= STATED PROBLEM =
Write out the material again word for word, dropping any images it holds.
-- START SUPPLIED MATERIAL --
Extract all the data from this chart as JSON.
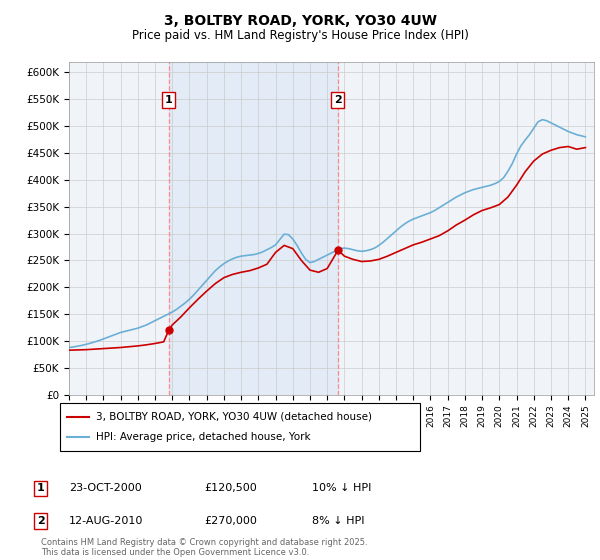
{
  "title": "3, BOLTBY ROAD, YORK, YO30 4UW",
  "subtitle": "Price paid vs. HM Land Registry's House Price Index (HPI)",
  "ylim": [
    0,
    620000
  ],
  "yticks": [
    0,
    50000,
    100000,
    150000,
    200000,
    250000,
    300000,
    350000,
    400000,
    450000,
    500000,
    550000,
    600000
  ],
  "ytick_labels": [
    "£0",
    "£50K",
    "£100K",
    "£150K",
    "£200K",
    "£250K",
    "£300K",
    "£350K",
    "£400K",
    "£450K",
    "£500K",
    "£550K",
    "£600K"
  ],
  "hpi_color": "#6baed6",
  "price_color": "#cc0000",
  "vline_color": "#ff8888",
  "shade_color": "#ddeeff",
  "legend_label_price": "3, BOLTBY ROAD, YORK, YO30 4UW (detached house)",
  "legend_label_hpi": "HPI: Average price, detached house, York",
  "annotation1_num": "1",
  "annotation1_date": "23-OCT-2000",
  "annotation1_price": "£120,500",
  "annotation1_hpi": "10% ↓ HPI",
  "annotation2_num": "2",
  "annotation2_date": "12-AUG-2010",
  "annotation2_price": "£270,000",
  "annotation2_hpi": "8% ↓ HPI",
  "footnote": "Contains HM Land Registry data © Crown copyright and database right 2025.\nThis data is licensed under the Open Government Licence v3.0.",
  "sale1_year": 2000.8,
  "sale2_year": 2010.6,
  "sale1_price": 120500,
  "sale2_price": 270000,
  "hpi_years": [
    1995,
    1995.25,
    1995.5,
    1995.75,
    1996,
    1996.25,
    1996.5,
    1996.75,
    1997,
    1997.25,
    1997.5,
    1997.75,
    1998,
    1998.25,
    1998.5,
    1998.75,
    1999,
    1999.25,
    1999.5,
    1999.75,
    2000,
    2000.25,
    2000.5,
    2000.75,
    2001,
    2001.25,
    2001.5,
    2001.75,
    2002,
    2002.25,
    2002.5,
    2002.75,
    2003,
    2003.25,
    2003.5,
    2003.75,
    2004,
    2004.25,
    2004.5,
    2004.75,
    2005,
    2005.25,
    2005.5,
    2005.75,
    2006,
    2006.25,
    2006.5,
    2006.75,
    2007,
    2007.25,
    2007.5,
    2007.75,
    2008,
    2008.25,
    2008.5,
    2008.75,
    2009,
    2009.25,
    2009.5,
    2009.75,
    2010,
    2010.25,
    2010.5,
    2010.75,
    2011,
    2011.25,
    2011.5,
    2011.75,
    2012,
    2012.25,
    2012.5,
    2012.75,
    2013,
    2013.25,
    2013.5,
    2013.75,
    2014,
    2014.25,
    2014.5,
    2014.75,
    2015,
    2015.25,
    2015.5,
    2015.75,
    2016,
    2016.25,
    2016.5,
    2016.75,
    2017,
    2017.25,
    2017.5,
    2017.75,
    2018,
    2018.25,
    2018.5,
    2018.75,
    2019,
    2019.25,
    2019.5,
    2019.75,
    2020,
    2020.25,
    2020.5,
    2020.75,
    2021,
    2021.25,
    2021.5,
    2021.75,
    2022,
    2022.25,
    2022.5,
    2022.75,
    2023,
    2023.25,
    2023.5,
    2023.75,
    2024,
    2024.25,
    2024.5,
    2024.75,
    2025
  ],
  "hpi_values": [
    88000,
    89000,
    90500,
    92000,
    94000,
    96000,
    98500,
    101000,
    104000,
    107000,
    110000,
    113000,
    116000,
    118000,
    120000,
    122000,
    124000,
    127000,
    130000,
    134000,
    138000,
    142000,
    146000,
    150000,
    154000,
    159000,
    165000,
    171000,
    178000,
    186000,
    195000,
    204000,
    213000,
    222000,
    231000,
    238000,
    244000,
    249000,
    253000,
    256000,
    258000,
    259000,
    260000,
    261000,
    263000,
    266000,
    270000,
    274000,
    279000,
    289000,
    299000,
    298000,
    290000,
    278000,
    264000,
    252000,
    246000,
    248000,
    252000,
    256000,
    260000,
    264000,
    268000,
    272000,
    273000,
    272000,
    270000,
    268000,
    267000,
    268000,
    270000,
    273000,
    278000,
    284000,
    291000,
    298000,
    305000,
    312000,
    318000,
    323000,
    327000,
    330000,
    333000,
    336000,
    339000,
    343000,
    348000,
    353000,
    358000,
    363000,
    368000,
    372000,
    376000,
    379000,
    382000,
    384000,
    386000,
    388000,
    390000,
    393000,
    397000,
    404000,
    416000,
    430000,
    448000,
    463000,
    474000,
    484000,
    496000,
    508000,
    512000,
    510000,
    506000,
    502000,
    498000,
    494000,
    490000,
    487000,
    484000,
    482000,
    480000
  ],
  "price_years": [
    1995,
    1995.5,
    1996,
    1996.5,
    1997,
    1997.5,
    1998,
    1998.5,
    1999,
    1999.5,
    2000,
    2000.5,
    2000.8,
    2001,
    2001.5,
    2002,
    2002.5,
    2003,
    2003.5,
    2004,
    2004.5,
    2005,
    2005.5,
    2006,
    2006.5,
    2007,
    2007.5,
    2008,
    2008.5,
    2009,
    2009.5,
    2010,
    2010.5,
    2010.6,
    2011,
    2011.5,
    2012,
    2012.5,
    2013,
    2013.5,
    2014,
    2014.5,
    2015,
    2015.5,
    2016,
    2016.5,
    2017,
    2017.5,
    2018,
    2018.5,
    2019,
    2019.5,
    2020,
    2020.5,
    2021,
    2021.5,
    2022,
    2022.5,
    2023,
    2023.5,
    2024,
    2024.5,
    2025
  ],
  "price_values": [
    83000,
    83500,
    84000,
    85000,
    86000,
    87000,
    88000,
    89500,
    91000,
    93000,
    95500,
    98500,
    120500,
    130000,
    145000,
    162000,
    178000,
    193000,
    207000,
    218000,
    224000,
    228000,
    231000,
    236000,
    243000,
    265000,
    278000,
    272000,
    250000,
    232000,
    228000,
    235000,
    262000,
    270000,
    258000,
    252000,
    248000,
    249000,
    252000,
    258000,
    265000,
    272000,
    279000,
    284000,
    290000,
    296000,
    305000,
    316000,
    325000,
    335000,
    343000,
    348000,
    354000,
    368000,
    390000,
    415000,
    435000,
    448000,
    455000,
    460000,
    462000,
    457000,
    460000
  ]
}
-- END SUPPLIED MATERIAL --
= ANSWER FOR THE TASK =
Extract all the data from this chart as JSON.
{
  "title": "3, BOLTBY ROAD, YORK, YO30 4UW",
  "subtitle": "Price paid vs. HM Land Registry's House Price Index (HPI)",
  "ylim": [
    0,
    620000
  ],
  "yticks": [
    0,
    50000,
    100000,
    150000,
    200000,
    250000,
    300000,
    350000,
    400000,
    450000,
    500000,
    550000,
    600000
  ],
  "ytick_labels": [
    "£0",
    "£50K",
    "£100K",
    "£150K",
    "£200K",
    "£250K",
    "£300K",
    "£350K",
    "£400K",
    "£450K",
    "£500K",
    "£550K",
    "£600K"
  ],
  "hpi_color": "#6baed6",
  "price_color": "#cc0000",
  "vline_color": "#ff8888",
  "shade_color": "#ddeeff",
  "legend_label_price": "3, BOLTBY ROAD, YORK, YO30 4UW (detached house)",
  "legend_label_hpi": "HPI: Average price, detached house, York",
  "annotation1_num": "1",
  "annotation1_date": "23-OCT-2000",
  "annotation1_price": "£120,500",
  "annotation1_hpi": "10% ↓ HPI",
  "annotation2_num": "2",
  "annotation2_date": "12-AUG-2010",
  "annotation2_price": "£270,000",
  "annotation2_hpi": "8% ↓ HPI",
  "footnote": "Contains HM Land Registry data © Crown copyright and database right 2025.\nThis data is licensed under the Open Government Licence v3.0.",
  "sale1_year": 2000.8,
  "sale2_year": 2010.6,
  "sale1_price": 120500,
  "sale2_price": 270000,
  "hpi_years": [
    1995,
    1995.25,
    1995.5,
    1995.75,
    1996,
    1996.25,
    1996.5,
    1996.75,
    1997,
    1997.25,
    1997.5,
    1997.75,
    1998,
    1998.25,
    1998.5,
    1998.75,
    1999,
    1999.25,
    1999.5,
    1999.75,
    2000,
    2000.25,
    2000.5,
    2000.75,
    2001,
    2001.25,
    2001.5,
    2001.75,
    2002,
    2002.25,
    2002.5,
    2002.75,
    2003,
    2003.25,
    2003.5,
    2003.75,
    2004,
    2004.25,
    2004.5,
    2004.75,
    2005,
    2005.25,
    2005.5,
    2005.75,
    2006,
    2006.25,
    2006.5,
    2006.75,
    2007,
    2007.25,
    2007.5,
    2007.75,
    2008,
    2008.25,
    2008.5,
    2008.75,
    2009,
    2009.25,
    2009.5,
    2009.75,
    2010,
    2010.25,
    2010.5,
    2010.75,
    2011,
    2011.25,
    2011.5,
    2011.75,
    2012,
    2012.25,
    2012.5,
    2012.75,
    2013,
    2013.25,
    2013.5,
    2013.75,
    2014,
    2014.25,
    2014.5,
    2014.75,
    2015,
    2015.25,
    2015.5,
    2015.75,
    2016,
    2016.25,
    2016.5,
    2016.75,
    2017,
    2017.25,
    2017.5,
    2017.75,
    2018,
    2018.25,
    2018.5,
    2018.75,
    2019,
    2019.25,
    2019.5,
    2019.75,
    2020,
    2020.25,
    2020.5,
    2020.75,
    2021,
    2021.25,
    2021.5,
    2021.75,
    2022,
    2022.25,
    2022.5,
    2022.75,
    2023,
    2023.25,
    2023.5,
    2023.75,
    2024,
    2024.25,
    2024.5,
    2024.75,
    2025
  ],
  "hpi_values": [
    88000,
    89000,
    90500,
    92000,
    94000,
    96000,
    98500,
    101000,
    104000,
    107000,
    110000,
    113000,
    116000,
    118000,
    120000,
    122000,
    124000,
    127000,
    130000,
    134000,
    138000,
    142000,
    146000,
    150000,
    154000,
    159000,
    165000,
    171000,
    178000,
    186000,
    195000,
    204000,
    213000,
    222000,
    231000,
    238000,
    244000,
    249000,
    253000,
    256000,
    258000,
    259000,
    260000,
    261000,
    263000,
    266000,
    270000,
    274000,
    279000,
    289000,
    299000,
    298000,
    290000,
    278000,
    264000,
    252000,
    246000,
    248000,
    252000,
    256000,
    260000,
    264000,
    268000,
    272000,
    273000,
    272000,
    270000,
    268000,
    267000,
    268000,
    270000,
    273000,
    278000,
    284000,
    291000,
    298000,
    305000,
    312000,
    318000,
    323000,
    327000,
    330000,
    333000,
    336000,
    339000,
    343000,
    348000,
    353000,
    358000,
    363000,
    368000,
    372000,
    376000,
    379000,
    382000,
    384000,
    386000,
    388000,
    390000,
    393000,
    397000,
    404000,
    416000,
    430000,
    448000,
    463000,
    474000,
    484000,
    496000,
    508000,
    512000,
    510000,
    506000,
    502000,
    498000,
    494000,
    490000,
    487000,
    484000,
    482000,
    480000
  ],
  "price_years": [
    1995,
    1995.5,
    1996,
    1996.5,
    1997,
    1997.5,
    1998,
    1998.5,
    1999,
    1999.5,
    2000,
    2000.5,
    2000.8,
    2001,
    2001.5,
    2002,
    2002.5,
    2003,
    2003.5,
    2004,
    2004.5,
    2005,
    2005.5,
    2006,
    2006.5,
    2007,
    2007.5,
    2008,
    2008.5,
    2009,
    2009.5,
    2010,
    2010.5,
    2010.6,
    2011,
    2011.5,
    2012,
    2012.5,
    2013,
    2013.5,
    2014,
    2014.5,
    2015,
    2015.5,
    2016,
    2016.5,
    2017,
    2017.5,
    2018,
    2018.5,
    2019,
    2019.5,
    2020,
    2020.5,
    2021,
    2021.5,
    2022,
    2022.5,
    2023,
    2023.5,
    2024,
    2024.5,
    2025
  ],
  "price_values": [
    83000,
    83500,
    84000,
    85000,
    86000,
    87000,
    88000,
    89500,
    91000,
    93000,
    95500,
    98500,
    120500,
    130000,
    145000,
    162000,
    178000,
    193000,
    207000,
    218000,
    224000,
    228000,
    231000,
    236000,
    243000,
    265000,
    278000,
    272000,
    250000,
    232000,
    228000,
    235000,
    262000,
    270000,
    258000,
    252000,
    248000,
    249000,
    252000,
    258000,
    265000,
    272000,
    279000,
    284000,
    290000,
    296000,
    305000,
    316000,
    325000,
    335000,
    343000,
    348000,
    354000,
    368000,
    390000,
    415000,
    435000,
    448000,
    455000,
    460000,
    462000,
    457000,
    460000
  ]
}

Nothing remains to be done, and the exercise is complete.